GIVEN PROBLEM
Say how many lines of these entries include the word "laudabilis", and answer with the number alone.

**** RECORDS SHOWN

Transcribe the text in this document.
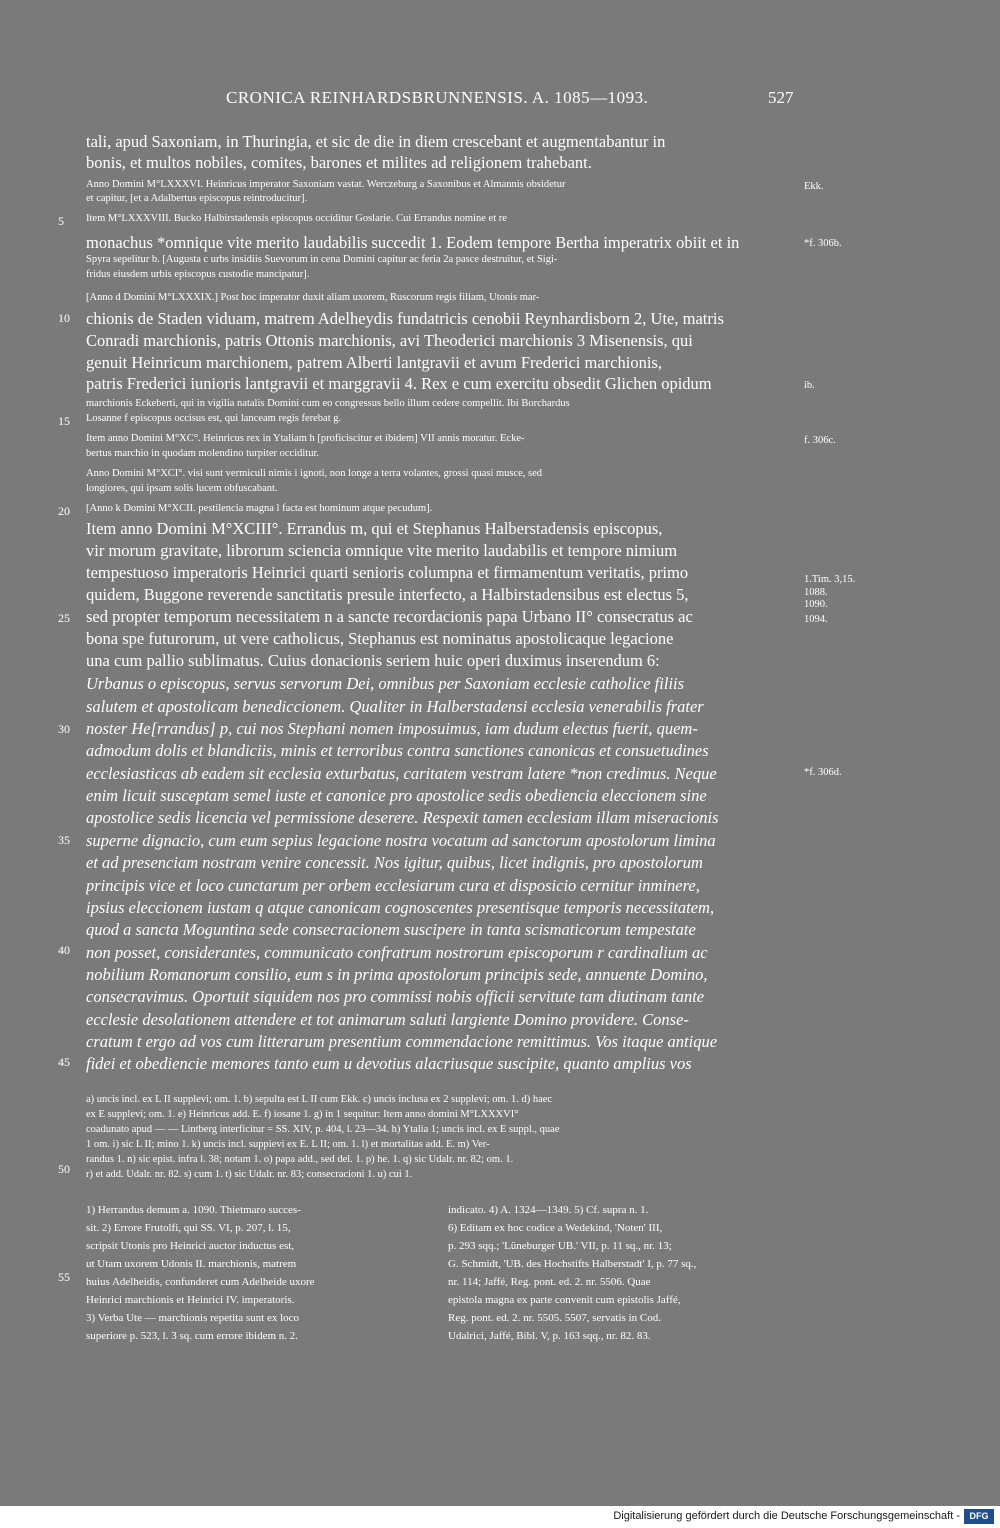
CRONICA REINHARDSBRUNNENSIS. A. 1085—1093.	527
tali, apud Saxoniam, in Thuringia, et sic de die in diem crescebant et augmentabantur in
bonis, et multos nobiles, comites, barones et milites ad religionem trahebant.
Anno Domini M°LXXXVI. Heinricus imperator Saxoniam vastat. Werczeburg a Saxonibus et Almannis obsidetur
et capitur, [et a Adalbertus episcopus reintroducitur].
Item M°LXXXVIII. Bucko Halbirstadensis episcopus occiditur Goslarie. Cui Errandus nomine et re
monachus *omnique vite merito laudabilis succedit 1. Eodem tempore Bertha imperatrix obiit et in
Spyra sepelitur b. [Augusta c urbs insidiis Suevorum in cena Domini capitur ac feria 2a pasce destruitur, et Sigi-
fridus eiusdem urbis episcopus custodie mancipatur].
[Anno d Domini M°LXXXIX.] Post hoc imperator duxit aliam uxorem, Ruscorum regis filiam, Utonis mar-
chionis de Staden viduam, matrem Adelheydis fundatricis cenobii Reynhardisborn 2, Ute, matris
Conradi marchionis, patris Ottonis marchionis, avi Theoderici marchionis 3 Misenensis, qui
genuit Heinricum marchionem, patrem Alberti lantgravii et avum Frederici marchionis,
patris Frederici iunioris lantgravii et marggravii 4. Rex e cum exercitu obsedit Glichen opidum
marchionis Eckeberti, qui in vigilia natalis Domini cum eo congressus bello illum cedere compellit. Ibi Borchardus
Losanne f episcopus occisus est, qui lanceam regis ferebat g.
Item anno Domini M°XC°. Heinricus rex in Ytaliam h [proficiscitur et ibidem] VII annis moratur. Ecke-
bertus marchio in quodam molendino turpiter occiditur.
Anno Domini M°XCI°. visi sunt vermiculi nimis i ignoti, non longe a terra volantes, grossi quasi musce, sed
longiores, qui ipsam solis lucem obfuscabant.
[Anno k Domini M°XCII. pestilencia magna l facta est hominum atque pecudum].
Item anno Domini M°XCIII°. Errandus m, qui et Stephanus Halberstadensis episcopus,
vir morum gravitate, librorum sciencia omnique vite merito laudabilis et tempore nimium
tempestuoso imperatoris Heinrici quarti senioris columpna et firmamentum veritatis, primo
quidem, Buggone reverende sanctitatis presule interfecto, a Halbirstadensibus est electus 5,
sed propter temporum necessitatem n a sancte recordacionis papa Urbano II° consecratus ac
bona spe futurorum, ut vere catholicus, Stephanus est nominatus apostolicaque legacione
una cum pallio sublimatus. Cuius donacionis seriem huic operi duximus inserendum 6:
Urbanus o episcopus, servus servorum Dei, omnibus per Saxoniam ecclesie catholice filiis
salutem et apostolicam benediccionem. Qualiter in Halberstadensi ecclesia venerabilis frater
noster He[rrandus] p, cui nos Stephani nomen imposuimus, iam dudum electus fuerit, quem-
admodum dolis et blandiciis, minis et terroribus contra sanctiones canonicas et consuetudines
ecclesiasticas ab eadem sit ecclesia exturbatus, caritatem vestram latere *non credimus. Neque
enim licuit susceptam semel iuste et canonice pro apostolice sedis obediencia eleccionem sine
apostolice sedis licencia vel permissione deserere. Respexit tamen ecclesiam illam miseracionis
superne dignacio, cum eum sepius legacione nostra vocatum ad sanctorum apostolorum limina
et ad presenciam nostram venire concessit. Nos igitur, quibus, licet indignis, pro apostolorum
principis vice et loco cunctarum per orbem ecclesiarum cura et disposicio cernitur inminere,
ipsius eleccionem iustam q atque canonicam cognoscentes presentisque temporis necessitatem,
quod a sancta Moguntina sede consecracionem suscipere in tanta scismaticorum tempestate
non posset, considerantes, communicato confratrum nostrorum episcoporum r cardinalium ac
nobilium Romanorum consilio, eum s in prima apostolorum principis sede, annuente Domino,
consecravimus. Oportuit siquidem nos pro commissi nobis officii servitute tam diutinam tante
ecclesie desolationem attendere et tot animarum saluti largiente Domino providere. Conse-
cratum t ergo ad vos cum litterarum presentium commendacione remittimus. Vos itaque antique
fidei et obediencie memores tanto eum u devotius alacriusque suscipite, quanto amplius vos
5
10
15
20
25
30
35
40
45
50
55
Ekk.
*f. 306b.
ib.
f. 306c.
1.Tim. 3,15.
1088.
1090.
1094.
*f. 306d.
a) uncis incl. ex L II supplevi; om. 1. b) sepulta est L II cum Ekk. c) uncis inclusa ex 2 supplevi; om. 1. d) haec
ex E supplevi; om. 1. e) Heinricus add. E. f) iosane 1. g) in 1 sequitur: Item anno domini M°LXXXVI°
coadunato apud — — Lintberg interficitur = SS. XIV, p. 404, l. 23—34. h) Ytalia 1; uncis incl. ex E suppl., quae
1 om. i) sic L II; mino 1. k) uncis incl. suppievi ex E. L II; om. 1. l) et mortalitas add. E. m) Ver-
randus 1. n) sic epist. infra l. 38; notam 1. o) papa add., sed del. 1. p) he. 1. q) sic Udalr. nr. 82; om. 1.
r) et add. Udalr. nr. 82. s) cum 1. t) sic Udalr. nr. 83; consecracioni 1. u) cui 1.
1) Herrandus demum a. 1090. Thietmaro succes-
sit. 2) Errore Frutolfi, qui SS. VI, p. 207, l. 15,
scripsit Utonis pro Heinrici auctor inductus est,
ut Utam uxorem Udonis II. marchionis, matrem
huius Adelheidis, confunderet cum Adelheide uxore
Heinrici marchionis et Heinrici IV. imperatoris.
3) Verba Ute — marchionis repetita sunt ex loco
superiore p. 523, l. 3 sq. cum errore ibidem n. 2.
indicato. 4) A. 1324—1349. 5) Cf. supra n. 1.
6) Editam ex hoc codice a Wedekind, 'Noten' III,
p. 293 sqq.; 'Lüneburger UB.' VII, p. 11 sq., nr. 13;
G. Schmidt, 'UB. des Hochstifts Halberstadt' I, p. 77 sq.,
nr. 114; Jaffé, Reg. pont. ed. 2. nr. 5506. Quae
epistola magna ex parte convenit cum epistolis Jaffé,
Reg. pont. ed. 2. nr. 5505. 5507, servatis in Cod.
Udalrici, Jaffé, Bibl. V, p. 163 sqq., nr. 82. 83.
Digitalisierung gefördert durch die Deutsche Forschungsgemeinschaft -	DFG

********

FULL RESPONSE
2